» **GIVEN PROBLEM**:
Write the data out again in full, with no departure from the original.

Stored items
[Start]
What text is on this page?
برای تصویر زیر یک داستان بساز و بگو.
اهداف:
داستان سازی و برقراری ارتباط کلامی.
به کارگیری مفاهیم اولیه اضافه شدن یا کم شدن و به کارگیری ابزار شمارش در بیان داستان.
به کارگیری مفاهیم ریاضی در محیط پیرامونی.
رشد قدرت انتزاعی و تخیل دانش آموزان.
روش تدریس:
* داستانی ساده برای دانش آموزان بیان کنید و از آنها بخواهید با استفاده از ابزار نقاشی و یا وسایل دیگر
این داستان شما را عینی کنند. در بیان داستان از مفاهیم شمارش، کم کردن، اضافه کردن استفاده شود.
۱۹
[End]
» **COMPLETE ANSWER**:
What text is on this page?
برای تصویر زیر یک داستان بساز و بگو.
اهداف:
داستان سازی و برقراری ارتباط کلامی.
به کارگیری مفاهیم اولیه اضافه شدن یا کم شدن و به کارگیری ابزار شمارش در بیان داستان.
به کارگیری مفاهیم ریاضی در محیط پیرامونی.
رشد قدرت انتزاعی و تخیل دانش آموزان.
روش تدریس:
* داستانی ساده برای دانش آموزان بیان کنید و از آنها بخواهید با استفاده از ابزار نقاشی و یا وسایل دیگر
این داستان شما را عینی کنند. در بیان داستان از مفاهیم شمارش، کم کردن، اضافه کردن استفاده شود.
۱۹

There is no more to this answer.